Set task -
Among the records below, find each line that includes the string "document" and copy it.

Material for this exercise -
# # # # #

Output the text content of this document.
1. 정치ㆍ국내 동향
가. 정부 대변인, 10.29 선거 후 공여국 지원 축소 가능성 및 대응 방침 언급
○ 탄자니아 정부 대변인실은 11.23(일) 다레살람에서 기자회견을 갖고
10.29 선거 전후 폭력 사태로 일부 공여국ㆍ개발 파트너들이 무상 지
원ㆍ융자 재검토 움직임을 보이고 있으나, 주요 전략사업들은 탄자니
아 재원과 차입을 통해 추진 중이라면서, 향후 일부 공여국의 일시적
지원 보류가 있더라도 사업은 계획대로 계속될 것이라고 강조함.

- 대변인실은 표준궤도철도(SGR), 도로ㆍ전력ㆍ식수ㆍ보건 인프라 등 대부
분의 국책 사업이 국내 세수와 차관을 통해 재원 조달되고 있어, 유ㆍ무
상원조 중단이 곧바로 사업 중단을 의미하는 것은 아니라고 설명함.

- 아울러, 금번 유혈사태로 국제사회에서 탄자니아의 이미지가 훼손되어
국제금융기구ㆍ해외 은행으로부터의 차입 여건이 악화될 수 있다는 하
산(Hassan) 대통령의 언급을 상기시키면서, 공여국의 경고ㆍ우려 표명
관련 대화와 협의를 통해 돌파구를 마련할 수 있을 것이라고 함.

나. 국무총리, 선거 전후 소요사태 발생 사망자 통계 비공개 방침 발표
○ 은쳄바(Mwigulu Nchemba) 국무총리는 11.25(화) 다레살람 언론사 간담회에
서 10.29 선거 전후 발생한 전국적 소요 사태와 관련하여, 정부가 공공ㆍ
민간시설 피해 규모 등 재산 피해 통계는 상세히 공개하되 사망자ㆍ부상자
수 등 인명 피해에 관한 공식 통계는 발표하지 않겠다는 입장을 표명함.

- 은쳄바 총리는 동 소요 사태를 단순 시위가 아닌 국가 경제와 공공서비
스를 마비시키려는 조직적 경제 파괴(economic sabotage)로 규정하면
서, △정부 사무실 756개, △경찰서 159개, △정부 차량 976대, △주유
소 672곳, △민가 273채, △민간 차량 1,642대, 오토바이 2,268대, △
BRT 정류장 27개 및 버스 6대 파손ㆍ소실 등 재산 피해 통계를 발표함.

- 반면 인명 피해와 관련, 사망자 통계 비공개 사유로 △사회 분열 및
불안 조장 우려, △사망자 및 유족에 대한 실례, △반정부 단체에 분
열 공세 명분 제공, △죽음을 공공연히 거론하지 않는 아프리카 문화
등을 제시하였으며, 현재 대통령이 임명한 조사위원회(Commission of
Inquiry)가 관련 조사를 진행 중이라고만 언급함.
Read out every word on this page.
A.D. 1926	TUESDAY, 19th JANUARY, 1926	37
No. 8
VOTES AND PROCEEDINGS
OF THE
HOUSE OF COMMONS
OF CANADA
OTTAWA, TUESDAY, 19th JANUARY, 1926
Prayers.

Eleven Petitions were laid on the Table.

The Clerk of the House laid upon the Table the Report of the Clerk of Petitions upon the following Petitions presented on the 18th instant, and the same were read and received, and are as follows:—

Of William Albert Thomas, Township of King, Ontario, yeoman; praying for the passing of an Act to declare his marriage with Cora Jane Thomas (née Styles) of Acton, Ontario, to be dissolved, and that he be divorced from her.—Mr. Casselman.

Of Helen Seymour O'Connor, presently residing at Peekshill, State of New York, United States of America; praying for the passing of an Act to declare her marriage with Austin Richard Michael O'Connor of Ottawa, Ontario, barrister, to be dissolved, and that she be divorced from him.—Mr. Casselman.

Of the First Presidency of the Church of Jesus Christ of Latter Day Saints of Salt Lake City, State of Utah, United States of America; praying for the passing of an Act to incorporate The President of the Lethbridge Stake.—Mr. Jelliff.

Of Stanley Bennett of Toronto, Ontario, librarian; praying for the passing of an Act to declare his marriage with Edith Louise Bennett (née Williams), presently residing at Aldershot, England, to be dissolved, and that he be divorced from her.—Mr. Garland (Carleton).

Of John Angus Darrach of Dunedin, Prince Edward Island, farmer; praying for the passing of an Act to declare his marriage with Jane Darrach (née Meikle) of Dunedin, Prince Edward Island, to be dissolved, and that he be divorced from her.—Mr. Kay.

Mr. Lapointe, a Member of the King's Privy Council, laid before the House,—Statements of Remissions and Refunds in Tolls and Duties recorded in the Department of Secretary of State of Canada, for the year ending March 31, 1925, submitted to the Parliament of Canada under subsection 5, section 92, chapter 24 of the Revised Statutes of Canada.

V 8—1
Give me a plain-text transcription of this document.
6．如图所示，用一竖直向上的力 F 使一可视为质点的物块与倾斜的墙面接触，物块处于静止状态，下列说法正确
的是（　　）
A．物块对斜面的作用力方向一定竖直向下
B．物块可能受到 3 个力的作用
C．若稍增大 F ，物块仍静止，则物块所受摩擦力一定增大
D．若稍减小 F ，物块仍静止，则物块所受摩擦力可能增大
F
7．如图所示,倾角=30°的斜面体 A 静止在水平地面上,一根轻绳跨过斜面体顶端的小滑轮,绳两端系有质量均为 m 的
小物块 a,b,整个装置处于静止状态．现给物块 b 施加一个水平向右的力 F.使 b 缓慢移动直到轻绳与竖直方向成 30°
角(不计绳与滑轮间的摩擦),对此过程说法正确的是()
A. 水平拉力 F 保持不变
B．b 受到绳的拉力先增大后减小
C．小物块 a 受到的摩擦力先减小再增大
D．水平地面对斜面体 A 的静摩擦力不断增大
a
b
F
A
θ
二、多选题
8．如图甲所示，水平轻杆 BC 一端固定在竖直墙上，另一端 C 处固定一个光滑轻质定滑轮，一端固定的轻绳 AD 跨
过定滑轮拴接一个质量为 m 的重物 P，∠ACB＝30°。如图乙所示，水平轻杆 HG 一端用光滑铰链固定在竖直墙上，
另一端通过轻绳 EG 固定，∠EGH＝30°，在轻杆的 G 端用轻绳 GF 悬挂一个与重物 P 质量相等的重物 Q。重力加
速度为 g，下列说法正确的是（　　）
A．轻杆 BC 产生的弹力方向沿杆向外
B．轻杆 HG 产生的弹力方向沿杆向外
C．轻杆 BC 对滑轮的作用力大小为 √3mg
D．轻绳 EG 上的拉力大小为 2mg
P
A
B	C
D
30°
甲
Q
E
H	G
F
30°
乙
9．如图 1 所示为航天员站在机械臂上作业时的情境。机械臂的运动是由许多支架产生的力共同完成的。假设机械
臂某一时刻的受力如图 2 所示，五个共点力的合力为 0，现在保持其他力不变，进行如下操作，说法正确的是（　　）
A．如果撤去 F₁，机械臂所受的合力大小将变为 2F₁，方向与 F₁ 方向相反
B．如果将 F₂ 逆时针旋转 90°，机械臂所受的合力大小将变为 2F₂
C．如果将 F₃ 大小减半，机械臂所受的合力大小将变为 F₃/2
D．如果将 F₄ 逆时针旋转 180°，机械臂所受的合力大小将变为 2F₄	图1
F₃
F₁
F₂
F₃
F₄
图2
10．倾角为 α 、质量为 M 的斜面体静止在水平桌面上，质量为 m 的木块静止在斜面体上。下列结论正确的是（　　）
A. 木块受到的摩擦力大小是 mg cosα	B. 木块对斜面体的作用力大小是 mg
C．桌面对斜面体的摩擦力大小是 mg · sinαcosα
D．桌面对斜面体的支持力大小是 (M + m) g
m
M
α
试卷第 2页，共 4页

# # # # #

Answer to the problem -
Output the text content of this document.
Give me a plain-text transcription of this document.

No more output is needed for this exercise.